Of the lines in the listing below, how many hold "Dollar"? Answer with the number only.
[start ENTRIES PROVIDED]
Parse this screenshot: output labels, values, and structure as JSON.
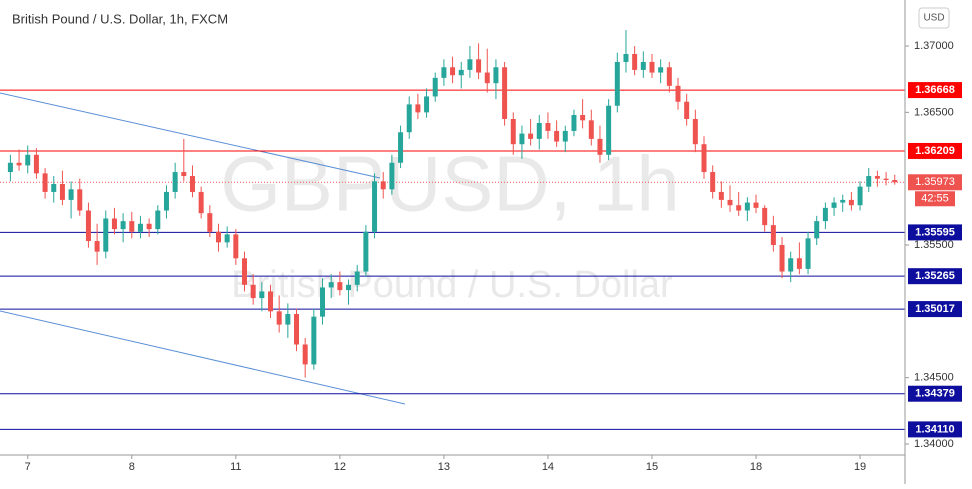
{
  "chart_data": {
    "type": "candlestick",
    "title": "British Pound / U.S. Dollar, 1h, FXCM",
    "watermark": "GBPUSD, 1h",
    "watermark_subtitle": "British Pound / U.S. Dollar",
    "currency": "USD",
    "up_color": "#26a69a",
    "down_color": "#ef5350",
    "categories": [
      null,
      null,
      "7",
      null,
      null,
      null,
      null,
      null,
      null,
      null,
      null,
      null,
      null,
      null,
      "8",
      null,
      null,
      null,
      null,
      null,
      null,
      null,
      null,
      null,
      null,
      null,
      "11",
      null,
      null,
      null,
      null,
      null,
      null,
      null,
      null,
      null,
      null,
      null,
      "12",
      null,
      null,
      null,
      null,
      null,
      null,
      null,
      null,
      null,
      null,
      null,
      "13",
      null,
      null,
      null,
      null,
      null,
      null,
      null,
      null,
      null,
      null,
      null,
      "14",
      null,
      null,
      null,
      null,
      null,
      null,
      null,
      null,
      null,
      null,
      null,
      "15",
      null,
      null,
      null,
      null,
      null,
      null,
      null,
      null,
      null,
      null,
      null,
      "18",
      null,
      null,
      null,
      null,
      null,
      null,
      null,
      null,
      null,
      null,
      null,
      "19",
      null,
      null,
      null,
      null
    ],
    "candles": [
      [
        1.3605,
        1.3618,
        1.3598,
        1.3612
      ],
      [
        1.3612,
        1.3622,
        1.3606,
        1.361
      ],
      [
        1.361,
        1.3625,
        1.3604,
        1.3618
      ],
      [
        1.3618,
        1.3623,
        1.36,
        1.3604
      ],
      [
        1.3604,
        1.3608,
        1.3585,
        1.359
      ],
      [
        1.359,
        1.3602,
        1.3582,
        1.3596
      ],
      [
        1.3596,
        1.3606,
        1.358,
        1.3584
      ],
      [
        1.3584,
        1.3598,
        1.357,
        1.3592
      ],
      [
        1.3592,
        1.36,
        1.3572,
        1.3576
      ],
      [
        1.3576,
        1.3582,
        1.3548,
        1.3553
      ],
      [
        1.3553,
        1.3566,
        1.3535,
        1.3545
      ],
      [
        1.3545,
        1.3576,
        1.354,
        1.357
      ],
      [
        1.357,
        1.3578,
        1.3558,
        1.3562
      ],
      [
        1.3562,
        1.3574,
        1.3552,
        1.3568
      ],
      [
        1.3568,
        1.3575,
        1.3555,
        1.356
      ],
      [
        1.356,
        1.3572,
        1.3555,
        1.3566
      ],
      [
        1.3566,
        1.357,
        1.3556,
        1.3562
      ],
      [
        1.3562,
        1.358,
        1.3558,
        1.3576
      ],
      [
        1.3576,
        1.3595,
        1.357,
        1.359
      ],
      [
        1.359,
        1.3612,
        1.3585,
        1.3605
      ],
      [
        1.3605,
        1.363,
        1.3598,
        1.3602
      ],
      [
        1.3602,
        1.361,
        1.3586,
        1.359
      ],
      [
        1.359,
        1.3594,
        1.357,
        1.3574
      ],
      [
        1.3574,
        1.358,
        1.3556,
        1.356
      ],
      [
        1.356,
        1.3566,
        1.3545,
        1.3552
      ],
      [
        1.3552,
        1.3564,
        1.3548,
        1.3558
      ],
      [
        1.3558,
        1.3562,
        1.3535,
        1.354
      ],
      [
        1.354,
        1.3545,
        1.3515,
        1.352
      ],
      [
        1.352,
        1.3528,
        1.3505,
        1.351
      ],
      [
        1.351,
        1.3522,
        1.35,
        1.3515
      ],
      [
        1.3515,
        1.352,
        1.3495,
        1.35
      ],
      [
        1.35,
        1.3512,
        1.3484,
        1.349
      ],
      [
        1.349,
        1.3506,
        1.348,
        1.3498
      ],
      [
        1.3498,
        1.3502,
        1.347,
        1.3475
      ],
      [
        1.3475,
        1.348,
        1.345,
        1.346
      ],
      [
        1.346,
        1.3502,
        1.3456,
        1.3496
      ],
      [
        1.3496,
        1.3525,
        1.349,
        1.3518
      ],
      [
        1.3518,
        1.3528,
        1.351,
        1.3522
      ],
      [
        1.3522,
        1.353,
        1.3512,
        1.3516
      ],
      [
        1.3516,
        1.3524,
        1.3505,
        1.352
      ],
      [
        1.352,
        1.3535,
        1.3515,
        1.353
      ],
      [
        1.353,
        1.3565,
        1.3526,
        1.356
      ],
      [
        1.356,
        1.3604,
        1.3555,
        1.3598
      ],
      [
        1.3598,
        1.3605,
        1.3585,
        1.3592
      ],
      [
        1.3592,
        1.3618,
        1.3588,
        1.3612
      ],
      [
        1.3612,
        1.364,
        1.3608,
        1.3635
      ],
      [
        1.3635,
        1.3662,
        1.363,
        1.3656
      ],
      [
        1.3656,
        1.3664,
        1.3645,
        1.365
      ],
      [
        1.365,
        1.3668,
        1.3646,
        1.3662
      ],
      [
        1.3662,
        1.368,
        1.3658,
        1.3676
      ],
      [
        1.3676,
        1.369,
        1.367,
        1.3684
      ],
      [
        1.3684,
        1.3692,
        1.3672,
        1.3678
      ],
      [
        1.3678,
        1.3688,
        1.3668,
        1.3682
      ],
      [
        1.3682,
        1.37,
        1.3676,
        1.369
      ],
      [
        1.369,
        1.3702,
        1.3675,
        1.368
      ],
      [
        1.368,
        1.3698,
        1.3665,
        1.3672
      ],
      [
        1.3672,
        1.369,
        1.366,
        1.3684
      ],
      [
        1.3684,
        1.3688,
        1.364,
        1.3645
      ],
      [
        1.3645,
        1.365,
        1.3618,
        1.3626
      ],
      [
        1.3626,
        1.364,
        1.3615,
        1.3634
      ],
      [
        1.3634,
        1.3645,
        1.3625,
        1.363
      ],
      [
        1.363,
        1.3648,
        1.3622,
        1.3642
      ],
      [
        1.3642,
        1.365,
        1.363,
        1.3636
      ],
      [
        1.3636,
        1.3644,
        1.3624,
        1.3628
      ],
      [
        1.3628,
        1.364,
        1.362,
        1.3636
      ],
      [
        1.3636,
        1.3652,
        1.3632,
        1.3648
      ],
      [
        1.3648,
        1.366,
        1.3638,
        1.3644
      ],
      [
        1.3644,
        1.3652,
        1.3625,
        1.363
      ],
      [
        1.363,
        1.364,
        1.3612,
        1.3618
      ],
      [
        1.3618,
        1.366,
        1.3614,
        1.3655
      ],
      [
        1.3655,
        1.3695,
        1.365,
        1.3688
      ],
      [
        1.3688,
        1.3712,
        1.368,
        1.3694
      ],
      [
        1.3694,
        1.37,
        1.3678,
        1.3682
      ],
      [
        1.3682,
        1.3696,
        1.3676,
        1.3688
      ],
      [
        1.3688,
        1.3694,
        1.3676,
        1.368
      ],
      [
        1.368,
        1.369,
        1.3672,
        1.3684
      ],
      [
        1.3684,
        1.3688,
        1.3665,
        1.367
      ],
      [
        1.367,
        1.3676,
        1.3652,
        1.3658
      ],
      [
        1.3658,
        1.3664,
        1.364,
        1.3645
      ],
      [
        1.3645,
        1.3652,
        1.362,
        1.3626
      ],
      [
        1.3626,
        1.3632,
        1.36,
        1.3605
      ],
      [
        1.3605,
        1.361,
        1.3585,
        1.359
      ],
      [
        1.359,
        1.3598,
        1.3578,
        1.3584
      ],
      [
        1.3584,
        1.3595,
        1.3575,
        1.358
      ],
      [
        1.358,
        1.359,
        1.3572,
        1.3576
      ],
      [
        1.3576,
        1.3586,
        1.3568,
        1.3582
      ],
      [
        1.3582,
        1.3588,
        1.3574,
        1.3578
      ],
      [
        1.3578,
        1.358,
        1.356,
        1.3565
      ],
      [
        1.3565,
        1.3572,
        1.3545,
        1.355
      ],
      [
        1.355,
        1.3556,
        1.3525,
        1.353
      ],
      [
        1.353,
        1.3545,
        1.3522,
        1.354
      ],
      [
        1.354,
        1.3552,
        1.3528,
        1.3532
      ],
      [
        1.3532,
        1.356,
        1.3528,
        1.3555
      ],
      [
        1.3555,
        1.3572,
        1.355,
        1.3568
      ],
      [
        1.3568,
        1.3582,
        1.3562,
        1.3578
      ],
      [
        1.3578,
        1.3586,
        1.3572,
        1.3582
      ],
      [
        1.3582,
        1.3588,
        1.3575,
        1.3584
      ],
      [
        1.3584,
        1.359,
        1.3576,
        1.358
      ],
      [
        1.358,
        1.3598,
        1.3576,
        1.3594
      ],
      [
        1.3594,
        1.3608,
        1.359,
        1.3602
      ],
      [
        1.3602,
        1.3606,
        1.3594,
        1.36
      ],
      [
        1.36,
        1.3605,
        1.3595,
        1.3599
      ],
      [
        1.3599,
        1.3603,
        1.35955,
        1.35973
      ]
    ],
    "ylim": [
      1.33917,
      1.37347
    ],
    "yticks": [
      {
        "value": 1.37,
        "label": "1.37000"
      },
      {
        "value": 1.365,
        "label": "1.36500"
      },
      {
        "value": 1.355,
        "label": "1.35500"
      },
      {
        "value": 1.345,
        "label": "1.34500"
      },
      {
        "value": 1.34,
        "label": "1.34000"
      }
    ],
    "levels": [
      {
        "value": 1.36668,
        "label": "1.36668",
        "color": "#ff0000"
      },
      {
        "value": 1.36209,
        "label": "1.36209",
        "color": "#ff0000"
      },
      {
        "value": 1.35595,
        "label": "1.35595",
        "color": "#0d0d9e"
      },
      {
        "value": 1.35265,
        "label": "1.35265",
        "color": "#0d0d9e"
      },
      {
        "value": 1.35017,
        "label": "1.35017",
        "color": "#0d0d9e"
      },
      {
        "value": 1.34379,
        "label": "1.34379",
        "color": "#0d0d9e"
      },
      {
        "value": 1.3411,
        "label": "1.34110",
        "color": "#0d0d9e"
      }
    ],
    "last_price": 1.35973,
    "countdown": "42:55",
    "last_price_color": "#ef5350"
  }
}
[end ENTRIES PROVIDED]
COMPLETE OUTPUT
2